"""

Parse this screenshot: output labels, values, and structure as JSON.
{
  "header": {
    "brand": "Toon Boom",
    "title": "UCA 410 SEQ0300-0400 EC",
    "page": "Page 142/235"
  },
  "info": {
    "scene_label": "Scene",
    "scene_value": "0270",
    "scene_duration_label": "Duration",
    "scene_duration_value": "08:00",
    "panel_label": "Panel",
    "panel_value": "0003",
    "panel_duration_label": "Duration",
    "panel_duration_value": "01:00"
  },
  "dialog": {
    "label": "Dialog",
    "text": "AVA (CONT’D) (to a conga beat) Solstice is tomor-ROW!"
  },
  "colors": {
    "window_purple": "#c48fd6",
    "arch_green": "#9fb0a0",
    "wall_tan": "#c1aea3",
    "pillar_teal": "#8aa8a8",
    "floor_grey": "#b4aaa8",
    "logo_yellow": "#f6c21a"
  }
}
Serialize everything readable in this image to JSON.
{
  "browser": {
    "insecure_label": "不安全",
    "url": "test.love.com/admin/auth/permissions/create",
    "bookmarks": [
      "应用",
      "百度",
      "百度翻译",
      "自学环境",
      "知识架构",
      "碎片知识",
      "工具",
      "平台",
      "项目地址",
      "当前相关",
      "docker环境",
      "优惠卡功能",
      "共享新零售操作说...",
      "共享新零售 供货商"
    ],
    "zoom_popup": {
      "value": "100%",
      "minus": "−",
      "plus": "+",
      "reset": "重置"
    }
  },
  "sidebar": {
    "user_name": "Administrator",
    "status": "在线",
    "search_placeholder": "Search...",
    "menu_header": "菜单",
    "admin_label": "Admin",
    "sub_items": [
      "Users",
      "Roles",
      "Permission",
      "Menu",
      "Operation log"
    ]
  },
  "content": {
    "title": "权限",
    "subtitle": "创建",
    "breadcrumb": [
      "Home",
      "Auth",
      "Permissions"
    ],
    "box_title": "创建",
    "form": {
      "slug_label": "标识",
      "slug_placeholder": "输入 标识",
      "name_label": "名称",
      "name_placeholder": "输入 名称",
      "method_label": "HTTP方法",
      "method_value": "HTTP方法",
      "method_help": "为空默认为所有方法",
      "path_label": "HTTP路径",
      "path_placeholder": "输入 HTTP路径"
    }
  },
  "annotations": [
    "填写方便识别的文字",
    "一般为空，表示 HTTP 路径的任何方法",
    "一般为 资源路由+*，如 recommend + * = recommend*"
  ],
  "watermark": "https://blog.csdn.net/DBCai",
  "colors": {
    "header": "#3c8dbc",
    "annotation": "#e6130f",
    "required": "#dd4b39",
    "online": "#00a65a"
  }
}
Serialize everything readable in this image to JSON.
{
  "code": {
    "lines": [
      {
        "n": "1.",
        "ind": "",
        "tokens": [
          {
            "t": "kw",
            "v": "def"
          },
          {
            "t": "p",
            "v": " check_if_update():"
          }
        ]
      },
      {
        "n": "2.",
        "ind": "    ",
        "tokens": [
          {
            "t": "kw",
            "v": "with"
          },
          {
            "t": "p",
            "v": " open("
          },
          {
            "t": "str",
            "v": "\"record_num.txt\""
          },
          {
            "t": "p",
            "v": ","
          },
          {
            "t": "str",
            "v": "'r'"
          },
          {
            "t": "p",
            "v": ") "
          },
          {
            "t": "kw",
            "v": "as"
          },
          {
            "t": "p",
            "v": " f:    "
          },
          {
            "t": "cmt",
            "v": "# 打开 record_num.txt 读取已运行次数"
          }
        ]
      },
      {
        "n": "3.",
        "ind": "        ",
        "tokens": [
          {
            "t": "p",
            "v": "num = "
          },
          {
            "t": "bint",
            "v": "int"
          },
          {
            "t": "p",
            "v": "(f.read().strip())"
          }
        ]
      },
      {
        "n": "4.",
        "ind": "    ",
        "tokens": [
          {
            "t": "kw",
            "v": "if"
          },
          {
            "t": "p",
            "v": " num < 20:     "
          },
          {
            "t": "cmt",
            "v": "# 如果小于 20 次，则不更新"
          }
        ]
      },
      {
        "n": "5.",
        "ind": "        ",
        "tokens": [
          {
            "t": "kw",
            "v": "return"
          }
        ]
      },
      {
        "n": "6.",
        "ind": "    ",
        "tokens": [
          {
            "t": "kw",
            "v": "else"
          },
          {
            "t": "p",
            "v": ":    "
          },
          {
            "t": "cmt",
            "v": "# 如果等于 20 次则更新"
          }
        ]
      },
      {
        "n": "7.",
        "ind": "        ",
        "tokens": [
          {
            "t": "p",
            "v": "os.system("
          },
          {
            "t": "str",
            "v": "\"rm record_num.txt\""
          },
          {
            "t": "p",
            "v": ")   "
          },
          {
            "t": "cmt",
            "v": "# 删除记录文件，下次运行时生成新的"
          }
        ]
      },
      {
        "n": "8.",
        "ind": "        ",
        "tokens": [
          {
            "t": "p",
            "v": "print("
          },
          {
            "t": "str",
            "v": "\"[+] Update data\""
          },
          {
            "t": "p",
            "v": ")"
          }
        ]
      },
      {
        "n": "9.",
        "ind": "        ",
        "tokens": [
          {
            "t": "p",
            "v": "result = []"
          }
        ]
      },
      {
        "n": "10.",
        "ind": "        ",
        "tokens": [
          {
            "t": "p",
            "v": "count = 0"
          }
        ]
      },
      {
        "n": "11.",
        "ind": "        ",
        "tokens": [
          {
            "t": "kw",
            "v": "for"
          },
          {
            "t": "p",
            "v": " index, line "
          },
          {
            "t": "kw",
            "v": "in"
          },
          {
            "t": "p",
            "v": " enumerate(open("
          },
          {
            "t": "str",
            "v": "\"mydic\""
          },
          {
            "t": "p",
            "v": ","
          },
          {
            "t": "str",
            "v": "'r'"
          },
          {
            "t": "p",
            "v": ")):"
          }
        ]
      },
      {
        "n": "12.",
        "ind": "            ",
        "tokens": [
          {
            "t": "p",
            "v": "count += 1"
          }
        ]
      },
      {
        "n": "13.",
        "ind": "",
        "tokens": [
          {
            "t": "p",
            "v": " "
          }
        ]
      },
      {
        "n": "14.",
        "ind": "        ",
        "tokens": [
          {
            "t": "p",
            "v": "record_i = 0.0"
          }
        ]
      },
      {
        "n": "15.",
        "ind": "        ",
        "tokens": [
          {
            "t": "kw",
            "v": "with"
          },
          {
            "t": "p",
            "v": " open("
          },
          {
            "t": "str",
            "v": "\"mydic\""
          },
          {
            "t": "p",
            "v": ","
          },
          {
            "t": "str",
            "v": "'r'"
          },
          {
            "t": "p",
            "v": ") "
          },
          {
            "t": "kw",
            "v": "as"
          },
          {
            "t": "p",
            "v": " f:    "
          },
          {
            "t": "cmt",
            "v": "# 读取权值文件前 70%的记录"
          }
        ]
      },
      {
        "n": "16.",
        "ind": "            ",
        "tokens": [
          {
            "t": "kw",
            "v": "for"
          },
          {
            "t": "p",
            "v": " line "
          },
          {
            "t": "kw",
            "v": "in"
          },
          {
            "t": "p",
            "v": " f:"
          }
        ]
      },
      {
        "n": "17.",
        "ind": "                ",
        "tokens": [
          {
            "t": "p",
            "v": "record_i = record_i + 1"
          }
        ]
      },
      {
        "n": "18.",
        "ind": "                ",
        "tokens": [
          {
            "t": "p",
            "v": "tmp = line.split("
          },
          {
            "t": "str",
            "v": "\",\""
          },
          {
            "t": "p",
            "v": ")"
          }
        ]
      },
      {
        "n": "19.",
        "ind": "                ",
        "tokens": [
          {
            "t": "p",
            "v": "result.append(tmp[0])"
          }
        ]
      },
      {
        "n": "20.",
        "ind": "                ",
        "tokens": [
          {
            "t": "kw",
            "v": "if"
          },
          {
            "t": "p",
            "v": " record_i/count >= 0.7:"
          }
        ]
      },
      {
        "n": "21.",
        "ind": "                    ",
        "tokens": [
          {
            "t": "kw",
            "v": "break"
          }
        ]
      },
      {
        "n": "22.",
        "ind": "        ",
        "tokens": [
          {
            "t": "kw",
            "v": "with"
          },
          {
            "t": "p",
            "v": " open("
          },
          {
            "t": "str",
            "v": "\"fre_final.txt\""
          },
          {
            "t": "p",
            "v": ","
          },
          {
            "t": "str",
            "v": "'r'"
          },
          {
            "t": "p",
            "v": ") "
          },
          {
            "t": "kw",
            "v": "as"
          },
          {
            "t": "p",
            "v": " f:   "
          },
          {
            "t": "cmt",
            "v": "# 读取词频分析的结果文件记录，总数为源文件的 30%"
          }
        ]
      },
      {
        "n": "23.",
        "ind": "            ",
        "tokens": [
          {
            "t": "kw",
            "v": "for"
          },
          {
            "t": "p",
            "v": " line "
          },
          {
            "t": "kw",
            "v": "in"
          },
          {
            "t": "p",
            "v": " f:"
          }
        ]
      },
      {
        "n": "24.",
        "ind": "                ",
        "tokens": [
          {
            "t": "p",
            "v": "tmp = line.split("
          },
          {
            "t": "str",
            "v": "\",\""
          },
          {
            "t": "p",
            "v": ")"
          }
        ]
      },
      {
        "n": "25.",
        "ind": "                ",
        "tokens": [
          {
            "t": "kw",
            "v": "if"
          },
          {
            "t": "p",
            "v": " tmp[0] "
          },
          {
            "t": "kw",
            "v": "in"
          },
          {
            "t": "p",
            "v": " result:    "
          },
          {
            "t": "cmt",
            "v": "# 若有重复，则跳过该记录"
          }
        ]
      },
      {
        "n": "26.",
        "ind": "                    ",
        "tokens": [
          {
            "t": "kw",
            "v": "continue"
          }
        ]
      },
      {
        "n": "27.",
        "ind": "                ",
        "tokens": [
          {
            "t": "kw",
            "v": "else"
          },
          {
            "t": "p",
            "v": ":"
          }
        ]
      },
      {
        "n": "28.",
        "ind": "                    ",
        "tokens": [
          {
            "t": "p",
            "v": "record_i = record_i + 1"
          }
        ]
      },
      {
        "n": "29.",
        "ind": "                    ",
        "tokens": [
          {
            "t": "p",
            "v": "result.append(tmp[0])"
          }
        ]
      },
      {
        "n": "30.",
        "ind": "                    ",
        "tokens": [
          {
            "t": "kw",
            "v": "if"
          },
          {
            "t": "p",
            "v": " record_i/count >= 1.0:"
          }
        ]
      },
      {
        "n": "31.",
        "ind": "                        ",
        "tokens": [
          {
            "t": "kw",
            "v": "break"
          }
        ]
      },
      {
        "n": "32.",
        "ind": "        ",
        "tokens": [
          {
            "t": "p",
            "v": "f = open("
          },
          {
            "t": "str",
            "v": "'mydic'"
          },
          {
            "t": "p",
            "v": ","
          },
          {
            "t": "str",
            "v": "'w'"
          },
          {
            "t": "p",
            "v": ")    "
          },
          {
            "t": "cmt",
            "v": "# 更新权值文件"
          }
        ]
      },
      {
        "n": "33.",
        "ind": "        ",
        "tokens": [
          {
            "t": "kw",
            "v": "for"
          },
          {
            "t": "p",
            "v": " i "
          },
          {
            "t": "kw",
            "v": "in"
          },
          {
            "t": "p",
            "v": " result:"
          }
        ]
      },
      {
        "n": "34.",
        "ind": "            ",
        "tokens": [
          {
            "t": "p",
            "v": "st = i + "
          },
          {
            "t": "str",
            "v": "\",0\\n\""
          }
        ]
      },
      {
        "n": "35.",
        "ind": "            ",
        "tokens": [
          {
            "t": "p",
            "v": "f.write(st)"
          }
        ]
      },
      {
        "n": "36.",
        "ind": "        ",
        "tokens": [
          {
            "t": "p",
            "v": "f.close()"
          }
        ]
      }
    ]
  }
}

"""

→ TASK TO CARRY OUT
Scan the entries above. Copy each line that has the string "HTTP方法".

→ RESPONSE BELOW
      "method_label": "HTTP方法",
      "method_value": "HTTP方法",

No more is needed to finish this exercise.